* Request
Select, from the data, each line where "Manage" occurs.

* Exercise input
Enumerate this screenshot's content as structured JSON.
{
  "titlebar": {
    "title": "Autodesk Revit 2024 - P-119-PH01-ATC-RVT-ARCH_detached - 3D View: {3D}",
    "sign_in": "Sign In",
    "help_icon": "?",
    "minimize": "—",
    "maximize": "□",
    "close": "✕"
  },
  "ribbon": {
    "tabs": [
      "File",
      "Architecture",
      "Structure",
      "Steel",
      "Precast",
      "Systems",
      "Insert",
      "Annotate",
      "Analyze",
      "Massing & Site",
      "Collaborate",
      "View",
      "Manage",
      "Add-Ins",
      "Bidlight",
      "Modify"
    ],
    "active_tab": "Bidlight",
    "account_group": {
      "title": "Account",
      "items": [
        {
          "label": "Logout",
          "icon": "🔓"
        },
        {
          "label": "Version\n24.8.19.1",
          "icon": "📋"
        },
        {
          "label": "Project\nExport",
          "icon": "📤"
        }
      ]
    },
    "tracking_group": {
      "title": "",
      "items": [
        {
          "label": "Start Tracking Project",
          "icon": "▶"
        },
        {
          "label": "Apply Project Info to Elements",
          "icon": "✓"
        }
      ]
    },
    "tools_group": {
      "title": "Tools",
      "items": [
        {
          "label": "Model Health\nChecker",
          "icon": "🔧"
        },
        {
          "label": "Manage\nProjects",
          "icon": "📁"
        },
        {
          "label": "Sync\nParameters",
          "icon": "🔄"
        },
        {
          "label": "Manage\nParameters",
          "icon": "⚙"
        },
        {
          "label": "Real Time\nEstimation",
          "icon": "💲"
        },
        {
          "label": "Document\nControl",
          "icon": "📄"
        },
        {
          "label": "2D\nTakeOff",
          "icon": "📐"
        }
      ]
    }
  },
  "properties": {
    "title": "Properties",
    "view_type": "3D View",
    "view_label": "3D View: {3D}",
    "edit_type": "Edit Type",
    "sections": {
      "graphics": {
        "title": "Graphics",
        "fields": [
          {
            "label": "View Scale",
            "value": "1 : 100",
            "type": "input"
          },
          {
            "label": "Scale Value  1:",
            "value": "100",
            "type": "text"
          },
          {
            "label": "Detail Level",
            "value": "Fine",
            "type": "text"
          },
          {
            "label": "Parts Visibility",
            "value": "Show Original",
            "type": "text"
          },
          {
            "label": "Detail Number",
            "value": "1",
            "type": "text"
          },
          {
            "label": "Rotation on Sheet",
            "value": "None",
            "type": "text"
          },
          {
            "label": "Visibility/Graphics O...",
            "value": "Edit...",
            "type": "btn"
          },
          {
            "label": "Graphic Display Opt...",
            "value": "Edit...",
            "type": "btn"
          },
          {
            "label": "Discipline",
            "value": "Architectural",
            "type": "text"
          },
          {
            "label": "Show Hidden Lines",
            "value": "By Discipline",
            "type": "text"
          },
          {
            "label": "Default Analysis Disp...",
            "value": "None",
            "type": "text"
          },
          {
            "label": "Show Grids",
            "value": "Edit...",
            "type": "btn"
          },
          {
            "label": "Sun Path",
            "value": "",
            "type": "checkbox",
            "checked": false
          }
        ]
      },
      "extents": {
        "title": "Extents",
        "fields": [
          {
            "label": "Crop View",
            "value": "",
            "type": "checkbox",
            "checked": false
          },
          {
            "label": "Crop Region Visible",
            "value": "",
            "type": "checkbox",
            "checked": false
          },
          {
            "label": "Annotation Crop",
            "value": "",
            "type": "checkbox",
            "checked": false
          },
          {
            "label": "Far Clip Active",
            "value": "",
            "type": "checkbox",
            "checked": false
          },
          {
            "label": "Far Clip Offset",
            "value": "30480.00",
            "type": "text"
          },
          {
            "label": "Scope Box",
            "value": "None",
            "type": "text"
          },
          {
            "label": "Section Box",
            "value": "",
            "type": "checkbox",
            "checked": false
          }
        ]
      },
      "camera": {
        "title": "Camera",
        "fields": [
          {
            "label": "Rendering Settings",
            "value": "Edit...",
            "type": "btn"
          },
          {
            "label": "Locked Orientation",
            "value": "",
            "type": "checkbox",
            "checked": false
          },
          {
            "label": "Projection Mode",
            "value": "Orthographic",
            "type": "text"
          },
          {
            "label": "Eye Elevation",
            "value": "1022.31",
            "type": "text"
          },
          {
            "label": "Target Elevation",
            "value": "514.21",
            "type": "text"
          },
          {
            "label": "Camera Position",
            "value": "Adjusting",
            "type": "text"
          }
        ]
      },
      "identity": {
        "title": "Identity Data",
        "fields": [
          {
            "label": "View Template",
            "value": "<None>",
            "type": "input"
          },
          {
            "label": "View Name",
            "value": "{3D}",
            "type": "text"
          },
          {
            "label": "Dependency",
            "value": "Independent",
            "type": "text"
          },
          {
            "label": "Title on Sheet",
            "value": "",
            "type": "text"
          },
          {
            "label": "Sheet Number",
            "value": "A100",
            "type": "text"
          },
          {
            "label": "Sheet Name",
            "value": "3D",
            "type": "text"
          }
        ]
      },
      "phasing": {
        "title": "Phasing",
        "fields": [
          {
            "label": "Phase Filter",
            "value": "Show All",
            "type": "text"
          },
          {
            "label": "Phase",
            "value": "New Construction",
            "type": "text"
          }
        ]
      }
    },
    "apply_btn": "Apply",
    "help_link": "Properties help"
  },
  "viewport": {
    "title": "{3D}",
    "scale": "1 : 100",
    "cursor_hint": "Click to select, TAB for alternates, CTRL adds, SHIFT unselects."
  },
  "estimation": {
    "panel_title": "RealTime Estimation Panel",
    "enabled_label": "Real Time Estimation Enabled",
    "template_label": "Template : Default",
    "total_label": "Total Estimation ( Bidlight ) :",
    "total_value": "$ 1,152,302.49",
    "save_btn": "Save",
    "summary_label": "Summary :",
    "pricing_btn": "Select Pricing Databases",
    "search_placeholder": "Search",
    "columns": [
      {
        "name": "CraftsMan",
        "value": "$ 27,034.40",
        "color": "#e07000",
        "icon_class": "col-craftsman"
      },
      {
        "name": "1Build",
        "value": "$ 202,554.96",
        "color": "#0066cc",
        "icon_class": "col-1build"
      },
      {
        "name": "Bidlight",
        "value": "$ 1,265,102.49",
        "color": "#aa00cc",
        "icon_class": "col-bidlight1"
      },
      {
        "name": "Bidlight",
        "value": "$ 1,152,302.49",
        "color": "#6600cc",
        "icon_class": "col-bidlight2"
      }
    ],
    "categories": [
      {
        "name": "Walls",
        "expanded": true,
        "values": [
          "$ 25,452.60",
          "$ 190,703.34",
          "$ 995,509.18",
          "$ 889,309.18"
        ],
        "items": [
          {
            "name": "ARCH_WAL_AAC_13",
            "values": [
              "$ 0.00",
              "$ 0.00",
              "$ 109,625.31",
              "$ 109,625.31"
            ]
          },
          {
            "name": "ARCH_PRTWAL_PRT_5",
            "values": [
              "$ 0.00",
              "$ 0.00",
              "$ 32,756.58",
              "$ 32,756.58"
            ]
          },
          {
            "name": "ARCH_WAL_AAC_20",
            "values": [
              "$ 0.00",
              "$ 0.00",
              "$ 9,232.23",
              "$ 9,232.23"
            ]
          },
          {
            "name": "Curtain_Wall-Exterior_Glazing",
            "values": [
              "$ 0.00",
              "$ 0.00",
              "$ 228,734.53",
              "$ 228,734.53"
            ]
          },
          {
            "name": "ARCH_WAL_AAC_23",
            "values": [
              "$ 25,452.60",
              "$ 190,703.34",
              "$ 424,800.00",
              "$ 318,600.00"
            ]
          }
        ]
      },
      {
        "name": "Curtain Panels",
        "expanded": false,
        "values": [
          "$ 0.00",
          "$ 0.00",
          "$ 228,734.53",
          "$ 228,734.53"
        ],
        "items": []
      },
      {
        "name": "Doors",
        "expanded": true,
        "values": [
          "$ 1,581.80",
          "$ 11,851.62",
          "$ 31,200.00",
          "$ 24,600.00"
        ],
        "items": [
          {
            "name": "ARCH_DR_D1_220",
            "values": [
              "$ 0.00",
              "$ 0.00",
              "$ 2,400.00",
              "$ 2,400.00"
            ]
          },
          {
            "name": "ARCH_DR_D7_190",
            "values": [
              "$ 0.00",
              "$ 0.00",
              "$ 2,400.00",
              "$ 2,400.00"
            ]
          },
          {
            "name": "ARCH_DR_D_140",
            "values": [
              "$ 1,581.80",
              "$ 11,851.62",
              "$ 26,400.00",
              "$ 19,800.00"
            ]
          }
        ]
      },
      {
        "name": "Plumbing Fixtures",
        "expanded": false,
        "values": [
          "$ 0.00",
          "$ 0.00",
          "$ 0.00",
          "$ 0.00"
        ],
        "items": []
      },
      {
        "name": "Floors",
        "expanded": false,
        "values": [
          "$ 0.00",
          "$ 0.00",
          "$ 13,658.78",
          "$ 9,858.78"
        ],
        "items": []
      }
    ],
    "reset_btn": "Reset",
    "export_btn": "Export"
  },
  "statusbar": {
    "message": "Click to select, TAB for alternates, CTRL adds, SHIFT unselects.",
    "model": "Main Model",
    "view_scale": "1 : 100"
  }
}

* Result
      "Manage",
          "label": "Manage\nProjects",
          "label": "Manage\nParameters",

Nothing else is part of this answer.